→ **Problem**
From the line that has "Parse this screenshot: output" down to the final line of the listing below, transcribe every line exactly, and only those.

→ **Provided entries**
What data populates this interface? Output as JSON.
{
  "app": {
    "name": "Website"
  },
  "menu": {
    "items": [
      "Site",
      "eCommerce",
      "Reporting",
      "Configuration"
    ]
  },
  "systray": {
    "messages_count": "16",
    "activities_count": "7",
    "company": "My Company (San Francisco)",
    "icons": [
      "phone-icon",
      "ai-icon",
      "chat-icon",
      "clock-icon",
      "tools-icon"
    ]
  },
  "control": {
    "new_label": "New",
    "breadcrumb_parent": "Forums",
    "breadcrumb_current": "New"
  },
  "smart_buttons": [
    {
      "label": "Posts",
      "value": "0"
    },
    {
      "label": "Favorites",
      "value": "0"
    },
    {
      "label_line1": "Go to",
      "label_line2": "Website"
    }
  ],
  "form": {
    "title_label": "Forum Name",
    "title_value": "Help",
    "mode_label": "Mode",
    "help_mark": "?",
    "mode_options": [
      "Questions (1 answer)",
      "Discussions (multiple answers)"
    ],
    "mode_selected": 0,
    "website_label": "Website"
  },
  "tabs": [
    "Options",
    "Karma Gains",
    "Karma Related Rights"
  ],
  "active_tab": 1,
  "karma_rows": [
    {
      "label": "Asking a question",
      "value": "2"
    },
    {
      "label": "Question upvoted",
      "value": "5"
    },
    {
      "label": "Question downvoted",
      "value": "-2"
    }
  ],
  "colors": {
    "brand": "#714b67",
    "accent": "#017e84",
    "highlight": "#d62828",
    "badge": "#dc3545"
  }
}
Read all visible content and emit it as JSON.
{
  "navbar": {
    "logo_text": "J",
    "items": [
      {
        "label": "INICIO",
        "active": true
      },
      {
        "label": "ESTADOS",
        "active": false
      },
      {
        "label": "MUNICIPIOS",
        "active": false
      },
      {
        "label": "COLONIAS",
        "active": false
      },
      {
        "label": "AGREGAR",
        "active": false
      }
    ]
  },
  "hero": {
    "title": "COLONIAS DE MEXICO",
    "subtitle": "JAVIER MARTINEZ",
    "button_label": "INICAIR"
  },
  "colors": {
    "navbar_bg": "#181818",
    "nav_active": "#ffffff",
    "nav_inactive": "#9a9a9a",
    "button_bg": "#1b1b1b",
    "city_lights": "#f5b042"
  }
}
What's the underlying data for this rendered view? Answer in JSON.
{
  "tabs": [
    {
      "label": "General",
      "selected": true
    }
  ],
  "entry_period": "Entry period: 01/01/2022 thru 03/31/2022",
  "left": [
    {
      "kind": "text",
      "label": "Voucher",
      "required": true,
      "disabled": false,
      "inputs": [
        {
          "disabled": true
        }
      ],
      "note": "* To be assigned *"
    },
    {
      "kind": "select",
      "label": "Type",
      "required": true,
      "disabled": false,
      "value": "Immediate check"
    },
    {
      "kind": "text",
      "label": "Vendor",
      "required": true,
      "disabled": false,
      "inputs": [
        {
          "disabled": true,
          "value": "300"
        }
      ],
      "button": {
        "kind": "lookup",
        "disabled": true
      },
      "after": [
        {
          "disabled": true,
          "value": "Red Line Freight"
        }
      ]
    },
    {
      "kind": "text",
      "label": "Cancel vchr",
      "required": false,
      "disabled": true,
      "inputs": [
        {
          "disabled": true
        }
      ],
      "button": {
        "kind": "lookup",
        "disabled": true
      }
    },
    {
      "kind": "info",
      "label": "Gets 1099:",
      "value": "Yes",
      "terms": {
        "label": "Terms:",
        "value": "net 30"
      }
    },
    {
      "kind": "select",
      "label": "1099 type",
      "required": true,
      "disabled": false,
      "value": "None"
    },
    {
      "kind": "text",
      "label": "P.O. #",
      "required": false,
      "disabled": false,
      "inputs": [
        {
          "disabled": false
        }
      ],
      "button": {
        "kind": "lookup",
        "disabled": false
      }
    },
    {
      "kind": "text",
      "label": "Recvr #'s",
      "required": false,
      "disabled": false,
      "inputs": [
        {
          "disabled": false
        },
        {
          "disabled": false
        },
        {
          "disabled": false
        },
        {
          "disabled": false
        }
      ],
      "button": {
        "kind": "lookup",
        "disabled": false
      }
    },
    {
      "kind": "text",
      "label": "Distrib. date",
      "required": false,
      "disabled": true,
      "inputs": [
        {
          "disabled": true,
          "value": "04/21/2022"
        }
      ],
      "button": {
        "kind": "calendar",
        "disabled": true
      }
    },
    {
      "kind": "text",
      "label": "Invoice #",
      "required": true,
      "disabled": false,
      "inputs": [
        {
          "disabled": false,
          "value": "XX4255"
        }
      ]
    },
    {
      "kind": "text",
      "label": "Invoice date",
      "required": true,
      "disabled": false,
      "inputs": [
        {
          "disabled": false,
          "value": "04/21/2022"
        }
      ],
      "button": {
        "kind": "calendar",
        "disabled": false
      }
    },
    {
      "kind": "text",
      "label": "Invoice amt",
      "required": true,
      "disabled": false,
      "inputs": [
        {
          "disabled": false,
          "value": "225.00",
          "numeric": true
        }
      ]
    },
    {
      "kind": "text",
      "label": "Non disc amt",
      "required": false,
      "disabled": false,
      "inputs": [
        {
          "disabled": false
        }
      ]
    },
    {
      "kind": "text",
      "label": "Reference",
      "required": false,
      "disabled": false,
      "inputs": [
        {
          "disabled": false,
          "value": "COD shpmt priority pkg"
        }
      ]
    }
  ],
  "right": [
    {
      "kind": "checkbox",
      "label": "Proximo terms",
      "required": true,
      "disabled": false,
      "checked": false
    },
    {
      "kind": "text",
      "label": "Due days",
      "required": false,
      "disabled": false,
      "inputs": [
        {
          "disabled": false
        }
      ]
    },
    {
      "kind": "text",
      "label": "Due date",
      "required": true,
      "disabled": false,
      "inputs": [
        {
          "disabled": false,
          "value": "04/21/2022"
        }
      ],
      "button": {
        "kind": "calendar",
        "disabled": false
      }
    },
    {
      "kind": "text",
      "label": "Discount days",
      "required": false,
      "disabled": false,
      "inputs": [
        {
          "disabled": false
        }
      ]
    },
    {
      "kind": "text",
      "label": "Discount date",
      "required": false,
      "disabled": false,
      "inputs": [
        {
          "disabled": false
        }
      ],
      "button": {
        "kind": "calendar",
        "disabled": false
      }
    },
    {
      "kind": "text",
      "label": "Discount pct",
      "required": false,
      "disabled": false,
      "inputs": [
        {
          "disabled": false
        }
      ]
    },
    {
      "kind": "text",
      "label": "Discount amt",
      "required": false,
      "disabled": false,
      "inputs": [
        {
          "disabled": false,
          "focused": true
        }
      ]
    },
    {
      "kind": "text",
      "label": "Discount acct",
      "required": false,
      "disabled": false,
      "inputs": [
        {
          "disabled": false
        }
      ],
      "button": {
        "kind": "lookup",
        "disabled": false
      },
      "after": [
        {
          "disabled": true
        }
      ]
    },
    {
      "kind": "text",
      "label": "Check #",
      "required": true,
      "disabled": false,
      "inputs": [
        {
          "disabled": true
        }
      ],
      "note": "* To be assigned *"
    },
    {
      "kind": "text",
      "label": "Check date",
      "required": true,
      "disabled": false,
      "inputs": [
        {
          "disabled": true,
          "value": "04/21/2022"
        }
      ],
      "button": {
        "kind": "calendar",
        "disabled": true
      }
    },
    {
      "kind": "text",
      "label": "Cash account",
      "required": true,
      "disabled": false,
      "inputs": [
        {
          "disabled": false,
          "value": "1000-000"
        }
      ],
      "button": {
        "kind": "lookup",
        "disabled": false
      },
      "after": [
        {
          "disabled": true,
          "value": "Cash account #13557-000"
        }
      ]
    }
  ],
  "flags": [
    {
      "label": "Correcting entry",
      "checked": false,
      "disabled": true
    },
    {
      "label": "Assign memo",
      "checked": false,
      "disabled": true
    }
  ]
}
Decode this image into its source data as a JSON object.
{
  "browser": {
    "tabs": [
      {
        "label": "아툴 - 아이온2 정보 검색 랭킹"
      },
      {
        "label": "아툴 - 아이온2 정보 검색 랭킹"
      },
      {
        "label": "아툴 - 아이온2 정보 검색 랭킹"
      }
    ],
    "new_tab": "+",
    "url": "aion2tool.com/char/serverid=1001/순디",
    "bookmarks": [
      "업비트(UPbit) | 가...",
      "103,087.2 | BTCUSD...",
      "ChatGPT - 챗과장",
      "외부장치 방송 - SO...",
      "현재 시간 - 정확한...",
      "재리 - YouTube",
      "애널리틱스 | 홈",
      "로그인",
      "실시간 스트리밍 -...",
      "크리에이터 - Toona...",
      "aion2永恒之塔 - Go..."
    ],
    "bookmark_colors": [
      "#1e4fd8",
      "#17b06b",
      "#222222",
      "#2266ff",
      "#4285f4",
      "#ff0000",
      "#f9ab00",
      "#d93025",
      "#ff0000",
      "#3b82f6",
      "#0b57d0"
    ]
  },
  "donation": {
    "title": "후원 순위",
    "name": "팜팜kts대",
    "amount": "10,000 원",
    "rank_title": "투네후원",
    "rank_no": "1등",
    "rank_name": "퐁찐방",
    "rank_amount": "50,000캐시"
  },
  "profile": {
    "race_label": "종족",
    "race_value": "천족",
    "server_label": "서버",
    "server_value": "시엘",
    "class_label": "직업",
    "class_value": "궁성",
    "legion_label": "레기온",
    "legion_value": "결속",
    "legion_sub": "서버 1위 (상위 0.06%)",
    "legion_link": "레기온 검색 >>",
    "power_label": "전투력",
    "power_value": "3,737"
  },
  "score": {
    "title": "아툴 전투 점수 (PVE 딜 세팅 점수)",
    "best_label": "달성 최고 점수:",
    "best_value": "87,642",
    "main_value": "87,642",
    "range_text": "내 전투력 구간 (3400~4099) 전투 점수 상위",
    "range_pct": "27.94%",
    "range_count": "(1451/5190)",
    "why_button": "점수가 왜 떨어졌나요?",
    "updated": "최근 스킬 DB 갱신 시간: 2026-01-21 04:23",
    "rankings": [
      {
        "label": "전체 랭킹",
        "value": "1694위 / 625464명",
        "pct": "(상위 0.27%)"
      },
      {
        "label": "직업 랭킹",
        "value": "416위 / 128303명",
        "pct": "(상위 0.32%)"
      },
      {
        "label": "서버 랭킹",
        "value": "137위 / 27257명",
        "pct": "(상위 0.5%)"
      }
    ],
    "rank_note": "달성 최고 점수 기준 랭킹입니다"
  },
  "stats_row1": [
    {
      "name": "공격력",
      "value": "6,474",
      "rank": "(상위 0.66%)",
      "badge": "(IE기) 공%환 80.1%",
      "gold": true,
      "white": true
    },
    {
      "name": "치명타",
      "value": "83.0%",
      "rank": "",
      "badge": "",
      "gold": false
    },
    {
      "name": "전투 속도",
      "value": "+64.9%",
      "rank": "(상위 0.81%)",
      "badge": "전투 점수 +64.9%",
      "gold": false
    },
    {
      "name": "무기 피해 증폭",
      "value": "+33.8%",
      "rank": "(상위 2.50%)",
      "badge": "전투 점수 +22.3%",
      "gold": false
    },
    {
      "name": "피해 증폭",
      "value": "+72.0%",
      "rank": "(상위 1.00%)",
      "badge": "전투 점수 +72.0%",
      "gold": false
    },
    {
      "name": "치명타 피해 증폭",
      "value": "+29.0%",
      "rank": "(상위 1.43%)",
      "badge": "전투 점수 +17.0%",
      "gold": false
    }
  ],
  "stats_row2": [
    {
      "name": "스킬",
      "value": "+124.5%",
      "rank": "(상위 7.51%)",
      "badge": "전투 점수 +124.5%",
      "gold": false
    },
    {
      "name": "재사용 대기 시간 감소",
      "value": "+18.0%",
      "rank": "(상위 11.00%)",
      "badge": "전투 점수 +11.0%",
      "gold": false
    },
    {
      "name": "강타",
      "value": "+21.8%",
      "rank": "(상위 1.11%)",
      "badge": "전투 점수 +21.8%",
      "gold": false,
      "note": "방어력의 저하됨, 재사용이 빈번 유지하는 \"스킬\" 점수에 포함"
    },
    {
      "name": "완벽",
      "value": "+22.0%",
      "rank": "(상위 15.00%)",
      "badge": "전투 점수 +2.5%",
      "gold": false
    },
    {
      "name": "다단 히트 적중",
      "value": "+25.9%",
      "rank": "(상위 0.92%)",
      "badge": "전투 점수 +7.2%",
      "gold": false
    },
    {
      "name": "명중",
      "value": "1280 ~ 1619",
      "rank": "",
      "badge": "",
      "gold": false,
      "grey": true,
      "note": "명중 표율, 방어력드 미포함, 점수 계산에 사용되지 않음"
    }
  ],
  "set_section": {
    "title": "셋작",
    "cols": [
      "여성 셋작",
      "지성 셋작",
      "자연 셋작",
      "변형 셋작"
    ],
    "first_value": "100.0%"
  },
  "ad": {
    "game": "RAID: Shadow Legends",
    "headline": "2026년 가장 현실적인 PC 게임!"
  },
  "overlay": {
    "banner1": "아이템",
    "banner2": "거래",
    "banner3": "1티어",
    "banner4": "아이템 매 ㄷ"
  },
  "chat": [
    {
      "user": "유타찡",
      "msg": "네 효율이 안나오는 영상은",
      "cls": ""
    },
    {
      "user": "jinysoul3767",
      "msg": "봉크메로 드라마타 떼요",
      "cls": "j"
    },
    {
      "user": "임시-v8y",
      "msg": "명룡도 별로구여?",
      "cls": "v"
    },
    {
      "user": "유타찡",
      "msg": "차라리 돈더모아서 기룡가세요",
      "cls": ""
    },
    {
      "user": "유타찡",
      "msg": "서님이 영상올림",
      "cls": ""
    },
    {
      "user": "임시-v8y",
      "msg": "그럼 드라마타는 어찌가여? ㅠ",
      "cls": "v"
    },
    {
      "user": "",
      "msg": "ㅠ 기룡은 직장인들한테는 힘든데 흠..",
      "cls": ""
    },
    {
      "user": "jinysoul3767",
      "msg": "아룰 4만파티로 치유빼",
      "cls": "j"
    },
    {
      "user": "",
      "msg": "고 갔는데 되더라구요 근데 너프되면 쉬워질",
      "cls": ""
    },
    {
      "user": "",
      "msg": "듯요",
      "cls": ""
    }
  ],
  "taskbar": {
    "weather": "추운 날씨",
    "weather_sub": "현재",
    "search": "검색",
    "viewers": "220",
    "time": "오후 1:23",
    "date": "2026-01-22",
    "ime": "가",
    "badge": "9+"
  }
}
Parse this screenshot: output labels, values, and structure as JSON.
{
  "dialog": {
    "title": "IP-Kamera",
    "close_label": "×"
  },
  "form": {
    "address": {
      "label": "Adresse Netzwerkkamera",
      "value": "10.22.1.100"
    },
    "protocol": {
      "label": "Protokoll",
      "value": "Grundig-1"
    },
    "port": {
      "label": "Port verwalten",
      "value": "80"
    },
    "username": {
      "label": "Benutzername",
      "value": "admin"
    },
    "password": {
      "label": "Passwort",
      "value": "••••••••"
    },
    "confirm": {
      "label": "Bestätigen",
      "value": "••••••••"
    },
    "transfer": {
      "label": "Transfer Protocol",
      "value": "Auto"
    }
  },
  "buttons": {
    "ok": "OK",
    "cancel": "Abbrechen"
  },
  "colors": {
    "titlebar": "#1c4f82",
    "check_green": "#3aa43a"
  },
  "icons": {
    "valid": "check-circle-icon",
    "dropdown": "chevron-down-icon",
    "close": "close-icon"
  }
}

→ **Result of this exercise**
Parse this screenshot: output labels, values, and structure as JSON.
{
  "dialog": {
    "title": "IP-Kamera",
    "close_label": "×"
  },
  "form": {
    "address": {
      "label": "Adresse Netzwerkkamera",
      "value": "10.22.1.100"
    },
    "protocol": {
      "label": "Protokoll",
      "value": "Grundig-1"
    },
    "port": {
      "label": "Port verwalten",
      "value": "80"
    },
    "username": {
      "label": "Benutzername",
      "value": "admin"
    },
    "password": {
      "label": "Passwort",
      "value": "••••••••"
    },
    "confirm": {
      "label": "Bestätigen",
      "value": "••••••••"
    },
    "transfer": {
      "label": "Transfer Protocol",
      "value": "Auto"
    }
  },
  "buttons": {
    "ok": "OK",
    "cancel": "Abbrechen"
  },
  "colors": {
    "titlebar": "#1c4f82",
    "check_green": "#3aa43a"
  },
  "icons": {
    "valid": "check-circle-icon",
    "dropdown": "chevron-down-icon",
    "close": "close-icon"
  }
}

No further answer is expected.